Your task is to transcribe all of the records exactly and leave out the pictures.

Figure record listings -
--- START ---

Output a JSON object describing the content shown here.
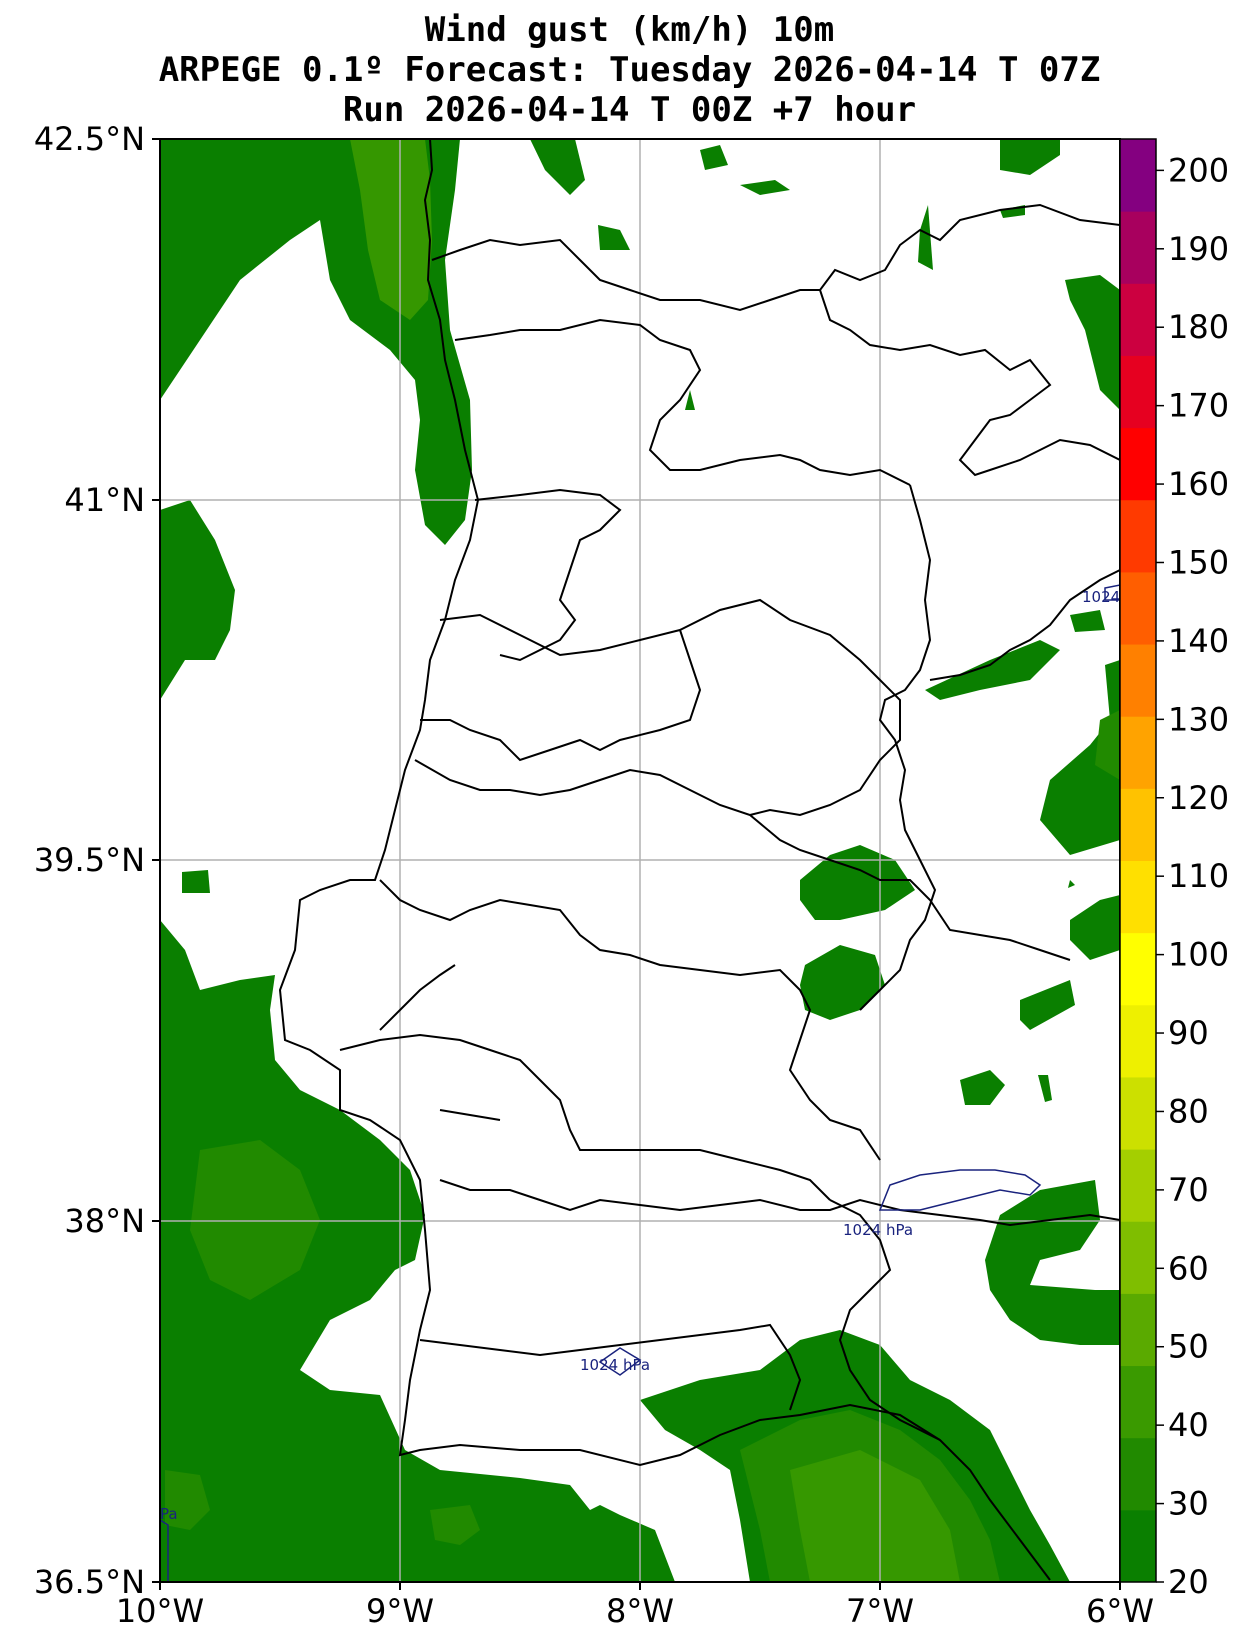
{
  "title": {
    "line1": "Wind gust (km/h) 10m",
    "line2": "ARPEGE 0.1º Forecast: Tuesday 2026-04-14 T 07Z",
    "line3": "Run 2026-04-14 T 00Z +7 hour"
  },
  "axes": {
    "lat_labels": [
      "42.5°N",
      "41°N",
      "39.5°N",
      "38°N",
      "36.5°N"
    ],
    "lon_labels": [
      "10°W",
      "9°W",
      "8°W",
      "7°W",
      "6°W"
    ]
  },
  "colorbar": {
    "ticks": [
      "20",
      "30",
      "40",
      "50",
      "60",
      "70",
      "80",
      "90",
      "100",
      "110",
      "120",
      "130",
      "140",
      "150",
      "160",
      "170",
      "180",
      "190",
      "200"
    ],
    "colors": [
      "#0a7f00",
      "#218a00",
      "#3a9a00",
      "#5aaa00",
      "#7fbe00",
      "#a4cf00",
      "#cce000",
      "#eef000",
      "#ffff00",
      "#ffe000",
      "#ffc200",
      "#ffa300",
      "#ff8000",
      "#ff5e00",
      "#ff3a00",
      "#ff0000",
      "#e60020",
      "#cc0040",
      "#a8005e",
      "#840080"
    ]
  },
  "isobar_labels": [
    "1024 hPa",
    "1024 hPa",
    "1024",
    "Pa"
  ],
  "colors": {
    "gust_low": "#0a7f00",
    "gust_mid": "#3a9a00",
    "border": "#000000",
    "grid": "#b0b0b0",
    "isobar": "#1a237e"
  }
}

--- END ---

Exercise result -
Output a JSON object describing the content shown here.
{
  "title": {
    "line1": "Wind gust (km/h) 10m",
    "line2": "ARPEGE 0.1º Forecast: Tuesday 2026-04-14 T 07Z",
    "line3": "Run 2026-04-14 T 00Z +7 hour"
  },
  "axes": {
    "lat_labels": [
      "42.5°N",
      "41°N",
      "39.5°N",
      "38°N",
      "36.5°N"
    ],
    "lon_labels": [
      "10°W",
      "9°W",
      "8°W",
      "7°W",
      "6°W"
    ]
  },
  "colorbar": {
    "ticks": [
      "20",
      "30",
      "40",
      "50",
      "60",
      "70",
      "80",
      "90",
      "100",
      "110",
      "120",
      "130",
      "140",
      "150",
      "160",
      "170",
      "180",
      "190",
      "200"
    ],
    "colors": [
      "#0a7f00",
      "#218a00",
      "#3a9a00",
      "#5aaa00",
      "#7fbe00",
      "#a4cf00",
      "#cce000",
      "#eef000",
      "#ffff00",
      "#ffe000",
      "#ffc200",
      "#ffa300",
      "#ff8000",
      "#ff5e00",
      "#ff3a00",
      "#ff0000",
      "#e60020",
      "#cc0040",
      "#a8005e",
      "#840080"
    ]
  },
  "isobar_labels": [
    "1024 hPa",
    "1024 hPa",
    "1024",
    "Pa"
  ],
  "colors": {
    "gust_low": "#0a7f00",
    "gust_mid": "#3a9a00",
    "border": "#000000",
    "grid": "#b0b0b0",
    "isobar": "#1a237e"
  }
}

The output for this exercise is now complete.